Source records
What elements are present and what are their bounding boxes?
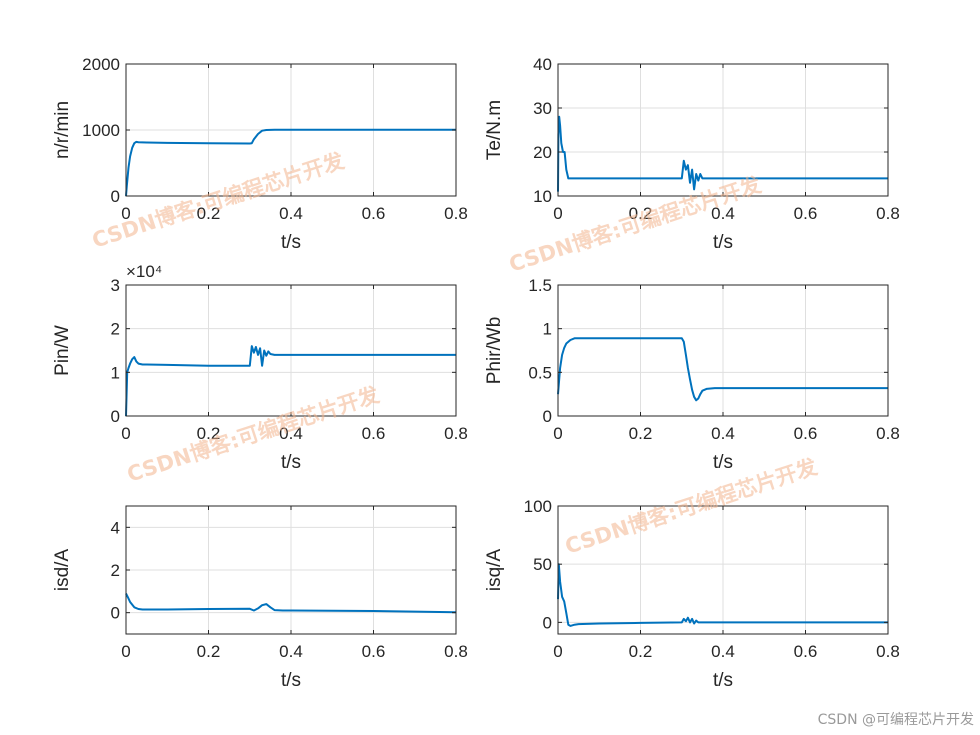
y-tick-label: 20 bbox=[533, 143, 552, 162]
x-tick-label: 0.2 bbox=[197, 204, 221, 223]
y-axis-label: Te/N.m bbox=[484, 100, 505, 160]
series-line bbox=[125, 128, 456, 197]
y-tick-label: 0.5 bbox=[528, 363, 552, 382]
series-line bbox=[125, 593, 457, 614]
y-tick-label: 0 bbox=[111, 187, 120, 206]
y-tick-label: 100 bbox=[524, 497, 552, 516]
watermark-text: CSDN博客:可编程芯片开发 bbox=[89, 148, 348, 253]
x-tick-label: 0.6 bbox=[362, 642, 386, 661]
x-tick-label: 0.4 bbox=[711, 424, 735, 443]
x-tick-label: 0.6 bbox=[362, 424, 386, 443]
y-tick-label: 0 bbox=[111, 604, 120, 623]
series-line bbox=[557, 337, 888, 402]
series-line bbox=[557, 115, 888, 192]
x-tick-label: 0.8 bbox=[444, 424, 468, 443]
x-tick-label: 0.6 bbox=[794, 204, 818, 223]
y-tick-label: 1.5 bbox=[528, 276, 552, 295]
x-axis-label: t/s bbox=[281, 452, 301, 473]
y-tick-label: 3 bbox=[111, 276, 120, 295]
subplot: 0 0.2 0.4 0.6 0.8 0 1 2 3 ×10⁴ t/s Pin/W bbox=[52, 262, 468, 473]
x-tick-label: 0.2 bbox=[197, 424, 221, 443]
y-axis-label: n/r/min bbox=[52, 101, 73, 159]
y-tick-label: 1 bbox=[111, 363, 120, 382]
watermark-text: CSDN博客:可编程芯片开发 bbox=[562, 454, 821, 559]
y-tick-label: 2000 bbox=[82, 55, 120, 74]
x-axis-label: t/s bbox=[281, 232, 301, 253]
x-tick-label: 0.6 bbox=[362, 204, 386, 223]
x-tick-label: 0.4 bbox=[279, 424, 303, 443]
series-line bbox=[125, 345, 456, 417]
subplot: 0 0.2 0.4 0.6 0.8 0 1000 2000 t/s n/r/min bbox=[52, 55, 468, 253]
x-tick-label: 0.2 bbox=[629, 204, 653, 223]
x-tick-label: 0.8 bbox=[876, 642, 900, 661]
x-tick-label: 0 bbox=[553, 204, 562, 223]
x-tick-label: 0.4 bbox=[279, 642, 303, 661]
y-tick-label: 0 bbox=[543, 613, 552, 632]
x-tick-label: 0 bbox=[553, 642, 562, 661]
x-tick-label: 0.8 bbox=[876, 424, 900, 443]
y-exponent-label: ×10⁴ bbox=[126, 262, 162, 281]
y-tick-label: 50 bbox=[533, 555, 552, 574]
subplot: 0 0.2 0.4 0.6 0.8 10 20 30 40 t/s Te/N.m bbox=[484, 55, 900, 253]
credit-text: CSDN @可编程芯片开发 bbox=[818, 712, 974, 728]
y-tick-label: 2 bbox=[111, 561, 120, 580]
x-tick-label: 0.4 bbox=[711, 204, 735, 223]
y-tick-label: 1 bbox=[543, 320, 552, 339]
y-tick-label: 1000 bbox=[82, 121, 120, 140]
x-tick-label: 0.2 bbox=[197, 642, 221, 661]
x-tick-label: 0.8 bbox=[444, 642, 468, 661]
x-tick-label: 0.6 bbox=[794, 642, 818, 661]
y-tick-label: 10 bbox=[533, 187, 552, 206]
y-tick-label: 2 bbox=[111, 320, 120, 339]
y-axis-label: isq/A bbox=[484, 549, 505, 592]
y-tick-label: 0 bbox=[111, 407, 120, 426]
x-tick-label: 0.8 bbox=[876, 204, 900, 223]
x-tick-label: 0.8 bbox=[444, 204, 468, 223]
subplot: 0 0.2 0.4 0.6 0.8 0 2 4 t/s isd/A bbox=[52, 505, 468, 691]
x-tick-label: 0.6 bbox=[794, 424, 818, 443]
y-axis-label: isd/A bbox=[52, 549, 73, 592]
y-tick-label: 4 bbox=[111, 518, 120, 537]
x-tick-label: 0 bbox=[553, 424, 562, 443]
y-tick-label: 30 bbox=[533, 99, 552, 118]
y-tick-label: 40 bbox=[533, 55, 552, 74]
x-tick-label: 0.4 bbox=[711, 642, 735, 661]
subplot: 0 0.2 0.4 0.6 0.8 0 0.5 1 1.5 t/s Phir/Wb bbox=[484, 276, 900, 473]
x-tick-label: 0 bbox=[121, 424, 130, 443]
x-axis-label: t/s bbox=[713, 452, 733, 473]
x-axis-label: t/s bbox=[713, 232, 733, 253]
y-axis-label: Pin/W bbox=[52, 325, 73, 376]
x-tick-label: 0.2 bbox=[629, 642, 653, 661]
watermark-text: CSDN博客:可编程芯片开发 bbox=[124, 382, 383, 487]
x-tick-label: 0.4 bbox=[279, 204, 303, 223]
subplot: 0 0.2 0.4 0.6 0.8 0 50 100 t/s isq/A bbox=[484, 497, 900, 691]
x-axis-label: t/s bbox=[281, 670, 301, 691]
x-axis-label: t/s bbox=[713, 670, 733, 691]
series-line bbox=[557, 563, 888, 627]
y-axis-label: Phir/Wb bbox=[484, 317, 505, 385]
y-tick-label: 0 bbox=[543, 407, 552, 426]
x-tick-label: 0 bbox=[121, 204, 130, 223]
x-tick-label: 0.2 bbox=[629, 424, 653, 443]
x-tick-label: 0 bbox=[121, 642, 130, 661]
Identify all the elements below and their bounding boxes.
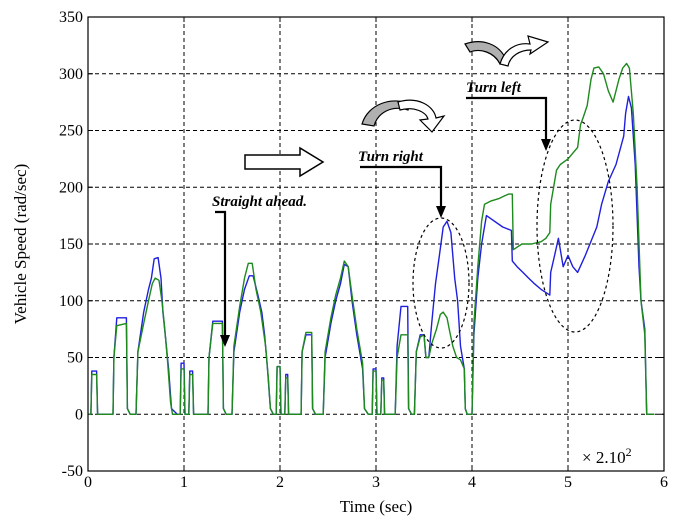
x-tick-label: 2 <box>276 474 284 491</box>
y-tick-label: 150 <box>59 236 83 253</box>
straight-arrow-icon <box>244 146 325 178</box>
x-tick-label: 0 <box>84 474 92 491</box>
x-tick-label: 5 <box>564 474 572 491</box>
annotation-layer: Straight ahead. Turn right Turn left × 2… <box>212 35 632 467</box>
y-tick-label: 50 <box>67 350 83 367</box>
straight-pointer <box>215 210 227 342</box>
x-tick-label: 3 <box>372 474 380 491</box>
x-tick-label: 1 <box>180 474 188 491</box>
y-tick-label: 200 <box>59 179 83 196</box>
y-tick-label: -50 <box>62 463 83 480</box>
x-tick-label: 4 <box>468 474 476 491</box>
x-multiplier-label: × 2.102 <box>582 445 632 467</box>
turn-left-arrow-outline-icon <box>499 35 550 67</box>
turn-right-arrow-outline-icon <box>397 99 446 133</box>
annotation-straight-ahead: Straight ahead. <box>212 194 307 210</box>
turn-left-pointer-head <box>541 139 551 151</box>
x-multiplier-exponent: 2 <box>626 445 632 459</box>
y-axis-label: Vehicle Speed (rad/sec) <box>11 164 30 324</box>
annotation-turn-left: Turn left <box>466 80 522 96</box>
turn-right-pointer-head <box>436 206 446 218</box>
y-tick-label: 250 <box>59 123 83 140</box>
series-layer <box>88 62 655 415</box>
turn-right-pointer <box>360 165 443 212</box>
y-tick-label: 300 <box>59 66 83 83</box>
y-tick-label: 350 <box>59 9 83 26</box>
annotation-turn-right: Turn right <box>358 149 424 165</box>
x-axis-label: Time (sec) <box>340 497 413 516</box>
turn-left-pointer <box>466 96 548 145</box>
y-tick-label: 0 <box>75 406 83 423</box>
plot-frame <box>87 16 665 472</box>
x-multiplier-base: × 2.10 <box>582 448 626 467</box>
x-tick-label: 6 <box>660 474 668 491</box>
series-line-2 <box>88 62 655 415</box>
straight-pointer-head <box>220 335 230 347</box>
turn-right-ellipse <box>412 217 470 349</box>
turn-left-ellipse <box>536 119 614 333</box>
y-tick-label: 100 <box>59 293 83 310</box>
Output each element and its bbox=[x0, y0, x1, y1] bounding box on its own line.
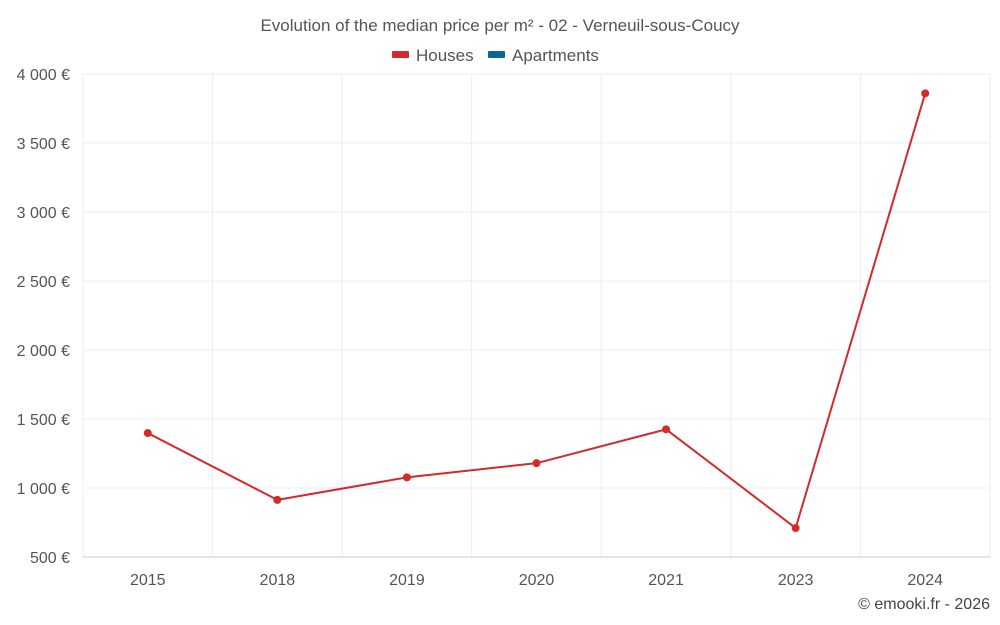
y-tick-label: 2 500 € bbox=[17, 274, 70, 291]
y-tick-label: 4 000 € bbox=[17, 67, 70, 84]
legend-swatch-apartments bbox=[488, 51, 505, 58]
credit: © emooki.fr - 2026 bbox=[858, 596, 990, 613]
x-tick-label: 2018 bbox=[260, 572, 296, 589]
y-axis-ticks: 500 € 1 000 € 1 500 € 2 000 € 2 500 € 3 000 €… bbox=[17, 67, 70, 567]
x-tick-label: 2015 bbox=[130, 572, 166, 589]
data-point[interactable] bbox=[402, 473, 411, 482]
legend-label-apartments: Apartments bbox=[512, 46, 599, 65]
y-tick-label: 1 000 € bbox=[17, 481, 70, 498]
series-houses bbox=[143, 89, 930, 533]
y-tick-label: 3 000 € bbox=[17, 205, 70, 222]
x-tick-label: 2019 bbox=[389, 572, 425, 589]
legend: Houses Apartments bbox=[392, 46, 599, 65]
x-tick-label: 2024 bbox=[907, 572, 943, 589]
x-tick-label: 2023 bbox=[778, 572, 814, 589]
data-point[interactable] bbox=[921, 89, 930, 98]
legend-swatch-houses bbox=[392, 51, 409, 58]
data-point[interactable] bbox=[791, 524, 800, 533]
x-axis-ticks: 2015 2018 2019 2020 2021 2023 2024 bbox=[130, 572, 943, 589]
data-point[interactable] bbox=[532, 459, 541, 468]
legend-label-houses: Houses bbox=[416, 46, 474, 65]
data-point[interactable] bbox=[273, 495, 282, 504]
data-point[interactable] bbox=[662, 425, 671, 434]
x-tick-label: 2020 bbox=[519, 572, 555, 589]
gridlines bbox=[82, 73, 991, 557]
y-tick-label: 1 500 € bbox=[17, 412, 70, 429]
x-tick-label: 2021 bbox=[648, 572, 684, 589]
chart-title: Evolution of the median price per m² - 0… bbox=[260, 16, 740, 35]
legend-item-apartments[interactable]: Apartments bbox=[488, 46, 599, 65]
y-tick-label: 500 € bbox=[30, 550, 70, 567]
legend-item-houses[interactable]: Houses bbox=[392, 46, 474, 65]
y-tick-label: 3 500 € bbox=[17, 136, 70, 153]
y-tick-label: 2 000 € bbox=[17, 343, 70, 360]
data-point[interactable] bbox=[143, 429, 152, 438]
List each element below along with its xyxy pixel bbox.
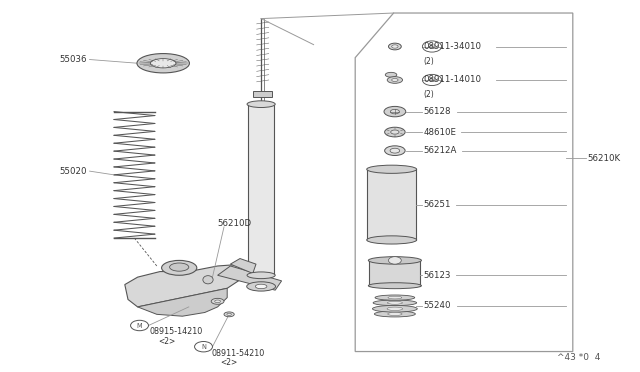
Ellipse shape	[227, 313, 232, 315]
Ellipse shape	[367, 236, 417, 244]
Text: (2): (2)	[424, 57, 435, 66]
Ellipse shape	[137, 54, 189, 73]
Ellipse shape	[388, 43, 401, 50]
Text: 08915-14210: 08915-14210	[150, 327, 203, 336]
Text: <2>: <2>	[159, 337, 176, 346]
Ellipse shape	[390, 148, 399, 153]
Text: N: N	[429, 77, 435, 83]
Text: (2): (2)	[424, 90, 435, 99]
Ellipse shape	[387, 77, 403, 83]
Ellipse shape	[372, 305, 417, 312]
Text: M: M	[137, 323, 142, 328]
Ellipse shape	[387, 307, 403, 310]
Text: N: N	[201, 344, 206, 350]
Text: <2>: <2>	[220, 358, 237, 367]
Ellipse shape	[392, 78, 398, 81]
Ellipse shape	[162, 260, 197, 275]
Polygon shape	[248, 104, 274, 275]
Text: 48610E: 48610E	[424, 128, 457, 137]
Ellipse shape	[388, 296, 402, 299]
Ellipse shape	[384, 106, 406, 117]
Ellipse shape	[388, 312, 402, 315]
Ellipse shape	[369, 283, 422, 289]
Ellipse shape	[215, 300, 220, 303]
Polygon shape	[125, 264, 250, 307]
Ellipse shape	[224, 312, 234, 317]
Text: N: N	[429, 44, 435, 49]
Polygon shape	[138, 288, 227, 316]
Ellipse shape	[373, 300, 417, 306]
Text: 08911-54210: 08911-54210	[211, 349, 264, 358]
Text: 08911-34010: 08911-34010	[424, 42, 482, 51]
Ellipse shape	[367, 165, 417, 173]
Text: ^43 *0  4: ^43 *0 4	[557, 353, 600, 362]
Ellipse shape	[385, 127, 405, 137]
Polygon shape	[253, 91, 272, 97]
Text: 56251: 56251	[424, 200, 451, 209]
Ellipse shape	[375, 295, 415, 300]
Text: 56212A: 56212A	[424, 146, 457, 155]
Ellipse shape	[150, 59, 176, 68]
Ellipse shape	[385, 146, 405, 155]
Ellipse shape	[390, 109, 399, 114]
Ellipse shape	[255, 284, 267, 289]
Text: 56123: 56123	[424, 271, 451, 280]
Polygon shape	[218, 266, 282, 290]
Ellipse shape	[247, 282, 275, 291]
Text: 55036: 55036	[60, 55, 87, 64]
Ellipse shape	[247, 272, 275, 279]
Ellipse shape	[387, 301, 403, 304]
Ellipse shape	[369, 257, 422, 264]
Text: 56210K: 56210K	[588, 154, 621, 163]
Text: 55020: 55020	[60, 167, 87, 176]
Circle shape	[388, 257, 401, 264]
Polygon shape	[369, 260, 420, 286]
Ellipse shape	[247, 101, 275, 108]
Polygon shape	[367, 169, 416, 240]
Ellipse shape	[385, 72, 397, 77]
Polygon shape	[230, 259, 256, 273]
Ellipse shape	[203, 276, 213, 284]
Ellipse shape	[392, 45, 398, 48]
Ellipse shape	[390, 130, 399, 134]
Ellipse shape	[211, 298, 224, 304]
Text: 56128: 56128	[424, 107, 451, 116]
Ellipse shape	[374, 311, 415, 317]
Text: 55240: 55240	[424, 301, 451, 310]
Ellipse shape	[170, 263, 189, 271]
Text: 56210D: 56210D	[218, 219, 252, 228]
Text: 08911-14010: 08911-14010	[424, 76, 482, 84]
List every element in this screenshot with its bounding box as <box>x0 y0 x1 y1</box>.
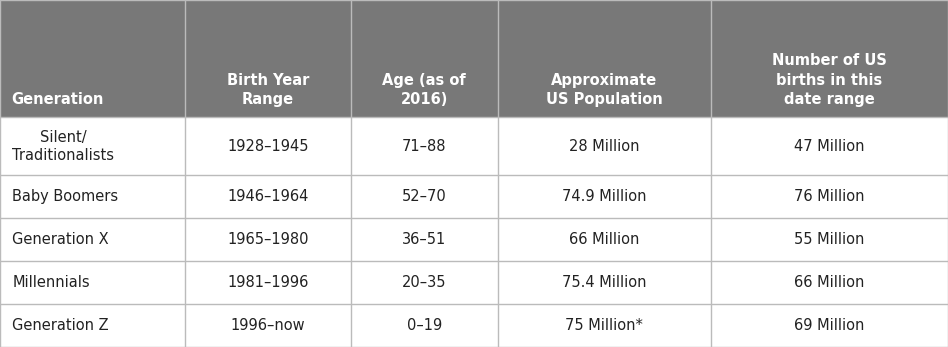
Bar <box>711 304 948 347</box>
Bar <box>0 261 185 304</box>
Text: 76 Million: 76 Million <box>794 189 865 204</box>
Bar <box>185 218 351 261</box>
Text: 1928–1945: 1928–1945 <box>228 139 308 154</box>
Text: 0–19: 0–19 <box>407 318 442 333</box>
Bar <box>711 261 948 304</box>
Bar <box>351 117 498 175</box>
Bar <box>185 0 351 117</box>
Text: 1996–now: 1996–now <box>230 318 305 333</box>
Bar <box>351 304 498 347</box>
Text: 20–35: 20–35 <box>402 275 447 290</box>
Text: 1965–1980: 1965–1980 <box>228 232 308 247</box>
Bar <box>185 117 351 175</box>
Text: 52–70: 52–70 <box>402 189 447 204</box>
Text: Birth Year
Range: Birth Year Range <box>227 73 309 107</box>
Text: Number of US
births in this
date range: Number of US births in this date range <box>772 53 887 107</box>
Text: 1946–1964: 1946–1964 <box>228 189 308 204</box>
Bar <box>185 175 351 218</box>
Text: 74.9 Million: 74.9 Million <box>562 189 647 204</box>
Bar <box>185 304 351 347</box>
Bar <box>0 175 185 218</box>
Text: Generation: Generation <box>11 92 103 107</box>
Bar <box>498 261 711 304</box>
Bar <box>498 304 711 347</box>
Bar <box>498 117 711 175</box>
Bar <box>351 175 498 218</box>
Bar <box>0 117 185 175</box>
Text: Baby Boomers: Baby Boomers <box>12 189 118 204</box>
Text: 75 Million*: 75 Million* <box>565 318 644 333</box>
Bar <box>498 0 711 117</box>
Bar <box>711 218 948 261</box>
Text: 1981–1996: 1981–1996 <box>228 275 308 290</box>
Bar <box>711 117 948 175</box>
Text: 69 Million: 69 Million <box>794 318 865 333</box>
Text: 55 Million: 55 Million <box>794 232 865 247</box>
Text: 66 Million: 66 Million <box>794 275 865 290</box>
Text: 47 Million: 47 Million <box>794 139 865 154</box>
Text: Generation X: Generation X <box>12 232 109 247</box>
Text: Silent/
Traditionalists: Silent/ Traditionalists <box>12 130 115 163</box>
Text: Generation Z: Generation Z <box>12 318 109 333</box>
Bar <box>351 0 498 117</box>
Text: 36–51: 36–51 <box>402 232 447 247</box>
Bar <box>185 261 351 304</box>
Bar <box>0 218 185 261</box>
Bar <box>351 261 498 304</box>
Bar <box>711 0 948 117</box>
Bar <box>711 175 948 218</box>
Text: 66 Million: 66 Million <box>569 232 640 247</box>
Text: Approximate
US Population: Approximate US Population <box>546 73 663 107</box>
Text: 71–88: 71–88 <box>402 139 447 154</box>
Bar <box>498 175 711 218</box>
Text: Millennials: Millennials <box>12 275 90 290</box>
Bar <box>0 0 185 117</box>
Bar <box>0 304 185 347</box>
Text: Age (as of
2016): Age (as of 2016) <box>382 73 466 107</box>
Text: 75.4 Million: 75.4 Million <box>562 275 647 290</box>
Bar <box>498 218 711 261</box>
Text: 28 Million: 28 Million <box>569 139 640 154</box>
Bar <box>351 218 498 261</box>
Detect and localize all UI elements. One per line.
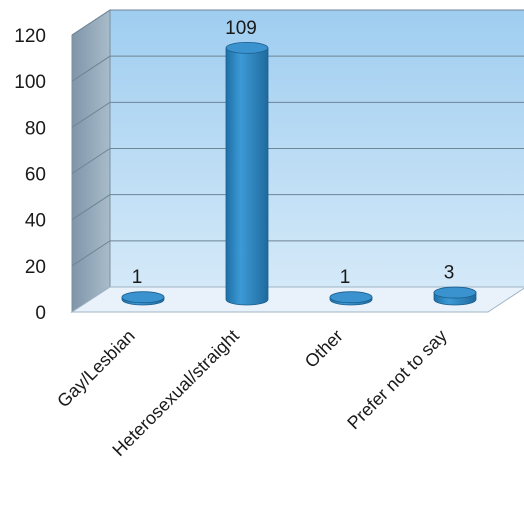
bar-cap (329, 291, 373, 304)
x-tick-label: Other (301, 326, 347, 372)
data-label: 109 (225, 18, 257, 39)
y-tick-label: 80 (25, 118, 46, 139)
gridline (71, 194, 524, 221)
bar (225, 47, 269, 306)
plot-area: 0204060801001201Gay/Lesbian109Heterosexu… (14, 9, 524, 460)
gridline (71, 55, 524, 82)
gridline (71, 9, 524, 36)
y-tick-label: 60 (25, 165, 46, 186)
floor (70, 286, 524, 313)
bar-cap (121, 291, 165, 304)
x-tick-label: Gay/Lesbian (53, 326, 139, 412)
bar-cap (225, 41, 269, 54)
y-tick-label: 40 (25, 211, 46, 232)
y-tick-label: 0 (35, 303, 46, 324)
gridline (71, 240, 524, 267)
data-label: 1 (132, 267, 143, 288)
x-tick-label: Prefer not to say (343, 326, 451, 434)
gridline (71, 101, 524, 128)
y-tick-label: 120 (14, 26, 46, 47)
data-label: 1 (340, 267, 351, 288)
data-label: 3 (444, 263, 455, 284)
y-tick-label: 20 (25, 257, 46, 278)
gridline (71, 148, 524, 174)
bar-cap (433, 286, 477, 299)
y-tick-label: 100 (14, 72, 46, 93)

[Stated task] Please gather every line in the material above that contains the word "elements" and copy each of those lines out in full.

[Answer in full]
What elements are present and what are their bounding boxes?
Identify all the elements below and their bounding boxes.
Detect and localize all UI elements. One per line.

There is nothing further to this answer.